[START OF Material to process]

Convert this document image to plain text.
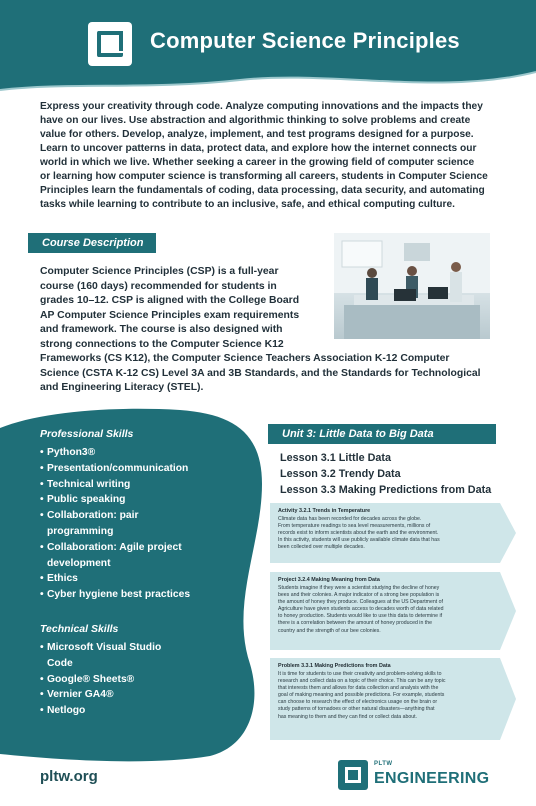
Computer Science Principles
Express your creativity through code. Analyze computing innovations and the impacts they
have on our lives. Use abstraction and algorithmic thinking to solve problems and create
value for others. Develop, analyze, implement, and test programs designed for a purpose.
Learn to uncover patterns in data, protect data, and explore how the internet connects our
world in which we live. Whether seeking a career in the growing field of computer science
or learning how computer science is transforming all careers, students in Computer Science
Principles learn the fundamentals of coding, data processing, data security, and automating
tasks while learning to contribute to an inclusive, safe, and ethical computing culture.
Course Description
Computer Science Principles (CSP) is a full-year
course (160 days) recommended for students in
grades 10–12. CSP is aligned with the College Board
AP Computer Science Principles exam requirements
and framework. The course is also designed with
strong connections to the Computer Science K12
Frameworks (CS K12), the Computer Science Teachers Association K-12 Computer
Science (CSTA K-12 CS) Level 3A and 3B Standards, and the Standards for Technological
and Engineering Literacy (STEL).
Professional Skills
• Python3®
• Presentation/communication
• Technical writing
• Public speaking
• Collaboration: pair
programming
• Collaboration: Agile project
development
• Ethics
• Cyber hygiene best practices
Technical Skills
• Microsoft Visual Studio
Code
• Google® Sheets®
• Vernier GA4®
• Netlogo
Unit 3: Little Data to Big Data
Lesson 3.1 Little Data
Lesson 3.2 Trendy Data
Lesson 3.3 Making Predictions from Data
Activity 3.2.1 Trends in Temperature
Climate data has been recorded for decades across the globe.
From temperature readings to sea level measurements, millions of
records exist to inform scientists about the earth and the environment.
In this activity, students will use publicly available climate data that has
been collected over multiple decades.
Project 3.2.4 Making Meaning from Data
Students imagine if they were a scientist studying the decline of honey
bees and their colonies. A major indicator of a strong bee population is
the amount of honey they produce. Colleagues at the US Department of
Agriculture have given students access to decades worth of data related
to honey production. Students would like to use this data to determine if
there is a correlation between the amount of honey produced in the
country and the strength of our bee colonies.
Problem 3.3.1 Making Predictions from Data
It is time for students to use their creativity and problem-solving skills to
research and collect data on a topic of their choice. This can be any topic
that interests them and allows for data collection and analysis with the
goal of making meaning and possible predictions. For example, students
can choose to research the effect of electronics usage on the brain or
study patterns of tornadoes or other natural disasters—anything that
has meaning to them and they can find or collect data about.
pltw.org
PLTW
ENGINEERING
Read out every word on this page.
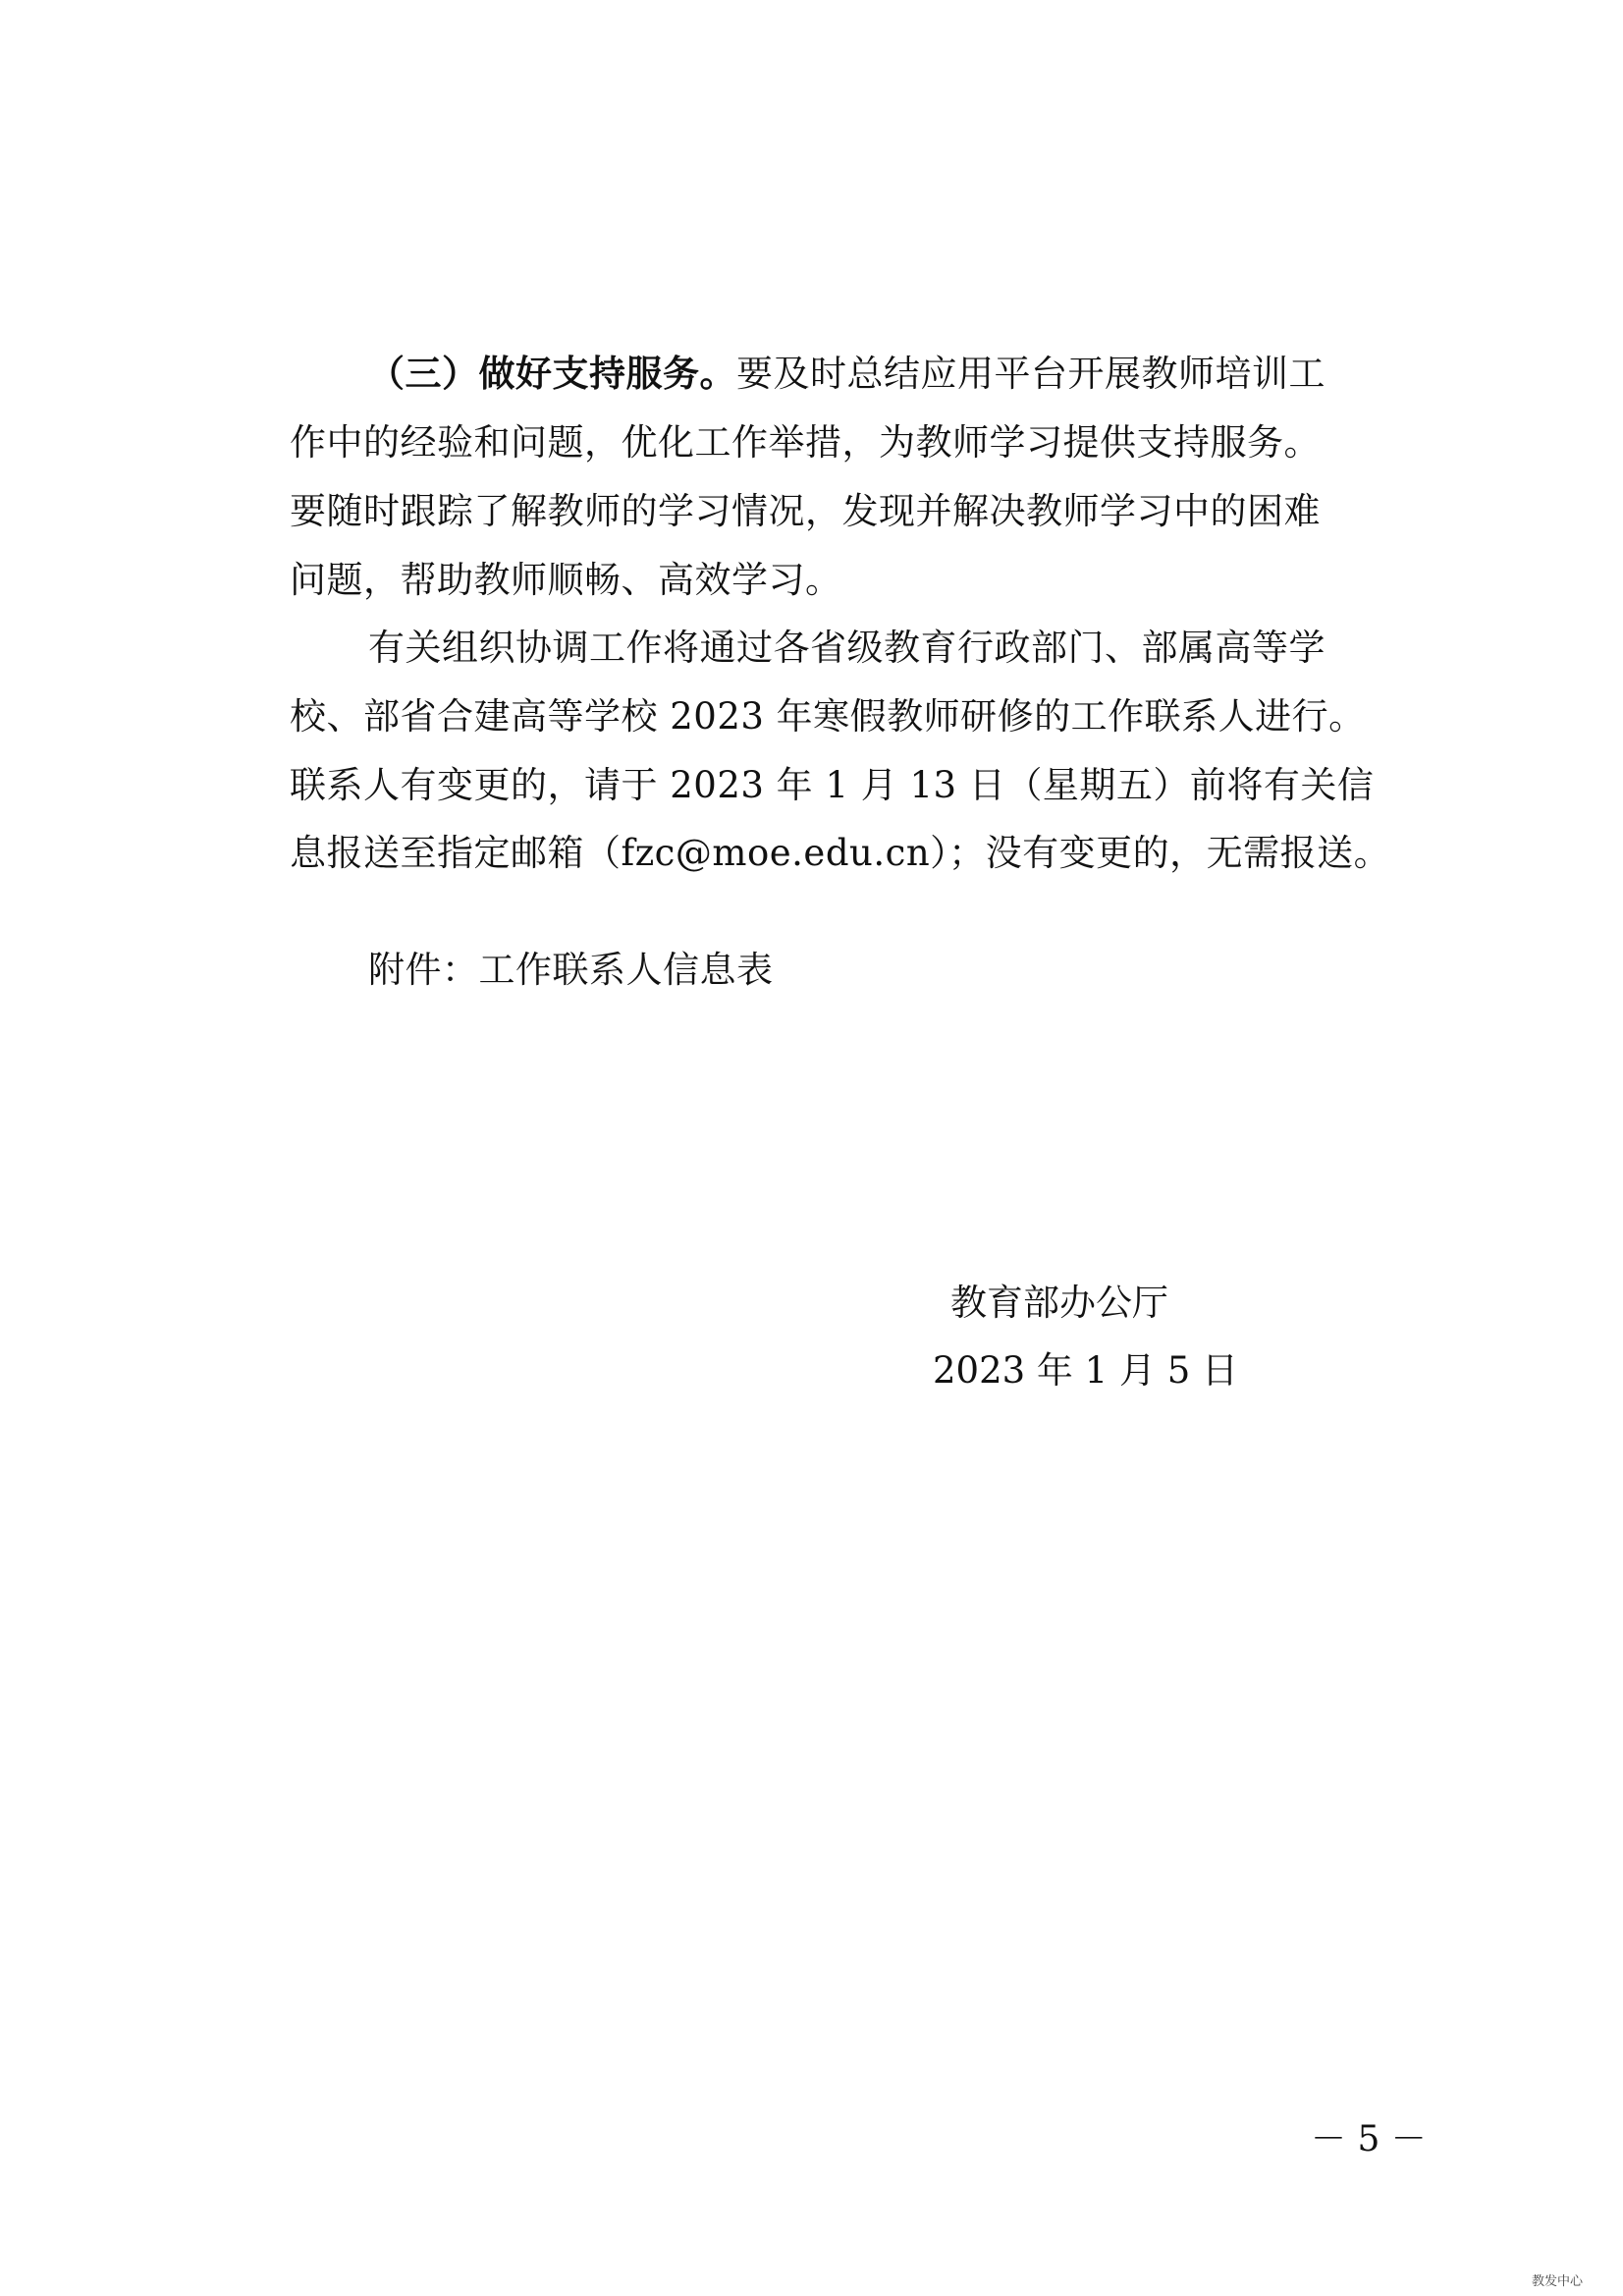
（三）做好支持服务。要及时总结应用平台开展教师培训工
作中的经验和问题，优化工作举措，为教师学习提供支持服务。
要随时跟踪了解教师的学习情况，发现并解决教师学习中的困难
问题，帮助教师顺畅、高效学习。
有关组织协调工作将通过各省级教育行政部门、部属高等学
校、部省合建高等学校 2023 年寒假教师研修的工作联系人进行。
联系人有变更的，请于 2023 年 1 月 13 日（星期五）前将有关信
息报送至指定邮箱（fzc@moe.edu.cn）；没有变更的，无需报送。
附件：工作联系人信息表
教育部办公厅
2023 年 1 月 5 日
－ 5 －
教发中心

[END OF Material to process]

* [What to do]:
Check each line of these records for the string "designed" and state only how many lines have it.

* [Correct output]:
2